Selected text:

Genome-wide Association Study of 24-Hour Urinary Excretion of Calcium, Magnesium, and Uric Acid

Abstract

Objectives: The urinary excretion of organic and inorganic substances and their concentrations have attracted extensive attention for their role in the pathogenesis of urinary stone disease. The urinary excretion of specific factors associates with sex and age and seems to have a hereditary component, but the precise genomic determinants remain ill-defined.

Methods: Genome-wide association studies previously conducted in 3 cohorts (Genetic Epidemiology Network of Arteriopathy study, January 1, 2006, through December 31, 2012; the combined Nurses' Health Study (NHS), NHS II, and Health Professionals Follow-up Study, January 1, 1994, through December 31, 2003; and the Prevention of Renal and Vascular End-stage Disease study, January 1, 1997, through December 31, 1998) were combined into meta-analyses to evaluate genetic associations with available urinary phenotypes relevant to stone pathogenesis (calcium, magnesium, and uric acid excretion; total urine volume).

Results: One region on chromosome 9q21.13 showed strong evidence of an association with urinary magnesium excretion. The strongest signal in this region was near TRPM6, whose protein product mediates magnesium transport in the colon and kidney, and C9orf40, C9orf41, NMRK1, and OSTF1 (rs1176815; P=1.70×10^-14, with each copy of the A allele corresponding to a daily 5.29-mg decrease in magnesium excretion). The single nucleotide polymorphism (SNP) that achieved genome-wide significance for calcium excretion (rs17216707 on chromosome 20; P=1.12×10^-8) was previously associated with fibroblast growth factor 23 levels, which regulate phosphorus and vitamin D metabolism. Urine volume and uric acid excretion did not have any genome-wide significant SNPs.

Conclusion: Common variants near genes important for magnesium metabolism and bone health associate with urinary magnesium and calcium excretion.

Keywords: BMI, body mass index; CKD, chronic kidney disease; FGF23, fibroblast growth factor 23; GDUL, Genetic Determinants of Urinary Lithogenicity; GENOA, Genetic Epidemiology Network of Arteriopathy; GWAS, Genome-wide association study; HPFS, Health Professionals Follow-up Study; NHS, Nurses’ Health Study; PREVEND, Prevention of Renal and Vascular End-stage Disease; QQ, quantile-quantile; SNP, single nucleotide polymorphism.

Figure 1

Quantile-quantile plots for meta-analysis of urine traits: calcium (A), urine volume (B), uric acid (C), and magnesium (D). Fixed effects, inverse variance–weighted meta-analyses were performed on summary statistics, corrected for study-specific genomic control lambda. Meta-analysis λ values were as follows: λ=0.9967 (A); λ=0.9977 (B); λ=0.9884 (C); λ=1.0019 (D).

Figure 2

Manhattan plots for meta-analysis of urine excretion traits: calcium (A), urine volume (B), uric acid (C), and magnesium (D). Fixed effects, inverse variance–weighted meta-analyses performed on summary statistics, corrected for study-specific genomic control lambda. Top line (red) represents genome-wide significant finding (P<5×10^–8), and bottom line (blue) represents genome-wide suggestive finding (P<1×10^–6).

Figure 3

Regional plot for genome-wide significant results on chromosome 9 (chr9) for the magnesium excretion meta-analysis. The left y-axis shows –log10(P) from the association between single nucleotide polymorphisms (SNPs) and magnesium excretion; right y-axis, the SNP recombination rate based on the 1000 Genomes 2012 Europe reference panel (hg19); x-axis, chromosomal location and gene regions; and r² color code, degree of linkage disequilibrium (correlation) with the most strongly associated SNP (purple diamond).

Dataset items
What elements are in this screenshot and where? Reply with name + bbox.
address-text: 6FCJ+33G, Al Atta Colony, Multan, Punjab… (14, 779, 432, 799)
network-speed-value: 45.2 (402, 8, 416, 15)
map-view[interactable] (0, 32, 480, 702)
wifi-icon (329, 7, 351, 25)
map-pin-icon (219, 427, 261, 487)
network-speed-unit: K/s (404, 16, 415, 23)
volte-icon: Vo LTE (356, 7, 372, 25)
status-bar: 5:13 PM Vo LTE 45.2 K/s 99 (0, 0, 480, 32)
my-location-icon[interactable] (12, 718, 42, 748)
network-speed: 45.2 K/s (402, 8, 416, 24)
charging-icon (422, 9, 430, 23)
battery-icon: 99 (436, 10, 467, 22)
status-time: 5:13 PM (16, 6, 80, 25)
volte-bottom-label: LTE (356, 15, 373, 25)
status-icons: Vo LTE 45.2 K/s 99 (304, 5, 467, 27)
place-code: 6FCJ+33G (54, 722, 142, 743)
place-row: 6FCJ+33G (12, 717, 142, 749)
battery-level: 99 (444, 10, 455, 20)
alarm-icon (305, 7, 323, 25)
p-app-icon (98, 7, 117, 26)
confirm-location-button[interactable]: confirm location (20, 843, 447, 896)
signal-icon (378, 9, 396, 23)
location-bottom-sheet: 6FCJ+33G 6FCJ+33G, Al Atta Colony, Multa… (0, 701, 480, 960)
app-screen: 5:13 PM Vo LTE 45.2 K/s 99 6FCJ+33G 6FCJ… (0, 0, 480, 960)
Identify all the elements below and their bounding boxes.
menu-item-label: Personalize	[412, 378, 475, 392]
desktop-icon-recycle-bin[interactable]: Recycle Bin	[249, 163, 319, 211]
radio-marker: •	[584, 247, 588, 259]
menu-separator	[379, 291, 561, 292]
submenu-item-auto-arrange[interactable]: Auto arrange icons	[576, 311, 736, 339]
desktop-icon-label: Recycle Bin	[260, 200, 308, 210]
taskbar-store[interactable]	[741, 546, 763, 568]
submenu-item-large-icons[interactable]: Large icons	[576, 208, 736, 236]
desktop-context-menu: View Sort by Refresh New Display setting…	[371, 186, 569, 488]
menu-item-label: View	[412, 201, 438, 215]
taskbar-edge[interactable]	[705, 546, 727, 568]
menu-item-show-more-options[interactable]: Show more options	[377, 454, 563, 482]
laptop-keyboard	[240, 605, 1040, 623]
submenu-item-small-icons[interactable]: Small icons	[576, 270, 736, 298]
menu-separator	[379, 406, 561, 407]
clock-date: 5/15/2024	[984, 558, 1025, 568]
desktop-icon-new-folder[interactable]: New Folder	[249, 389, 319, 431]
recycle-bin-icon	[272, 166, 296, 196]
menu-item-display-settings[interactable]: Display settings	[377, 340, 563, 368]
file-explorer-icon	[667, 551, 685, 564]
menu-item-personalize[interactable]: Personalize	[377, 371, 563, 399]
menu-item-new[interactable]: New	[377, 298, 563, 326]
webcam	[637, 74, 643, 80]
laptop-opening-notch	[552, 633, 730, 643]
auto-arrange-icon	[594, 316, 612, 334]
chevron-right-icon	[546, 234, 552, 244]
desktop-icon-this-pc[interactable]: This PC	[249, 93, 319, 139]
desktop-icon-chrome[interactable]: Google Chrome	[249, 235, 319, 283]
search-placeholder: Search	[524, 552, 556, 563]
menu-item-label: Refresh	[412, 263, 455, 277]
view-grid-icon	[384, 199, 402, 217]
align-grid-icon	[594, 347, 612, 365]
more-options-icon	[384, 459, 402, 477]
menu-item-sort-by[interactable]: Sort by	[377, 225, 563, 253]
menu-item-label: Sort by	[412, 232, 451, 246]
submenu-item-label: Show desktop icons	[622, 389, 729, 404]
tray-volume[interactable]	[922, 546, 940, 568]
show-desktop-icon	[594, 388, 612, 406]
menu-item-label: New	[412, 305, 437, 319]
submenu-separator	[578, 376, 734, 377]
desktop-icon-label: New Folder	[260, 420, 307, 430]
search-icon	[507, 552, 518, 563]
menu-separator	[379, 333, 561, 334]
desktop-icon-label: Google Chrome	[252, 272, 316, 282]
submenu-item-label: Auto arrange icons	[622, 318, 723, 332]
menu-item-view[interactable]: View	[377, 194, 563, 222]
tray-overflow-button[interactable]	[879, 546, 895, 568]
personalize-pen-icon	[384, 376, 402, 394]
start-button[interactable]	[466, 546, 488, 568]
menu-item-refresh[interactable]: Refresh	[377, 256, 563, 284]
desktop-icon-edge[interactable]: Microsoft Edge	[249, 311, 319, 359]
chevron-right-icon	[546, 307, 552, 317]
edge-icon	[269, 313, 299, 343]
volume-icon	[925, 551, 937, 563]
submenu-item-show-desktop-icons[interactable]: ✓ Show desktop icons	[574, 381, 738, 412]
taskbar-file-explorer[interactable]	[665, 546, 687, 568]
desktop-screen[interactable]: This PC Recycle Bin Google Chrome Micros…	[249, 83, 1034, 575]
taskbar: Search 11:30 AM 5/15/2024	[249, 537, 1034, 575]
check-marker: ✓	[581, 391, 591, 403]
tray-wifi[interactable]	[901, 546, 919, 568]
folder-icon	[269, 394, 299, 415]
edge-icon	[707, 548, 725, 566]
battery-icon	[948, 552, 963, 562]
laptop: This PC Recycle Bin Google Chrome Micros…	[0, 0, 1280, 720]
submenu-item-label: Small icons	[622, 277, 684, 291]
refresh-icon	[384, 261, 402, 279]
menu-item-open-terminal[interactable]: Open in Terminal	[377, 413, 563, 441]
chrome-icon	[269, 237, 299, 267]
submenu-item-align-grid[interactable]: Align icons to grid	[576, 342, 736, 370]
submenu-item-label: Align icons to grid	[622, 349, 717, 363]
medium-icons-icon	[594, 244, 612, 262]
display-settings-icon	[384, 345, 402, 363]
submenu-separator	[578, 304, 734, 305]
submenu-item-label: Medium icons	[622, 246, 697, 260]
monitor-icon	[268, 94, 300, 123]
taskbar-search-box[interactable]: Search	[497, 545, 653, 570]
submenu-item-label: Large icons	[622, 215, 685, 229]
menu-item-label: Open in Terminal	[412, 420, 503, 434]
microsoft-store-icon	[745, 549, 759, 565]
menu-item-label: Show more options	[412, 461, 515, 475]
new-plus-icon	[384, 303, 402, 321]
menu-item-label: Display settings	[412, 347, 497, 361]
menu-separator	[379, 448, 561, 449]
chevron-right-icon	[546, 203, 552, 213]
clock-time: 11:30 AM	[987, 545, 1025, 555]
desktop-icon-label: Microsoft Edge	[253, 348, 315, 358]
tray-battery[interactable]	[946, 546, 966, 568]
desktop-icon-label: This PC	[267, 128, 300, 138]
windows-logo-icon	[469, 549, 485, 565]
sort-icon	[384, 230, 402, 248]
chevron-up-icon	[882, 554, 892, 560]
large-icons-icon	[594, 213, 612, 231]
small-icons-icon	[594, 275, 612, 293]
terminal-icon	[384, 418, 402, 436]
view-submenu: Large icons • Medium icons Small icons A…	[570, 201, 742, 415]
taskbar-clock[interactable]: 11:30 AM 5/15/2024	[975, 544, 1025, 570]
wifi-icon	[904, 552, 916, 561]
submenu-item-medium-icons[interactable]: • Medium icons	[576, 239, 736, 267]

How to complete this task: Write out the genome-wide association study text from "Genome-wide Association Study of" to "determinants remain ill-defined.", replacing "urinary stone disease" with "nephrolithiasis".

Answer section:
Genome-wide Association Study of 24-Hour Urinary Excretion of Calcium, Magnesium, and Uric Acid

Abstract

Objectives: The urinary excretion of organic and inorganic substances and their concentrations have attracted extensive attention for their role in the pathogenesis of nephrolithiasis. The urinary excretion of specific factors associates with sex and age and seems to have a hereditary component, but the precise genomic determinants remain ill-defined.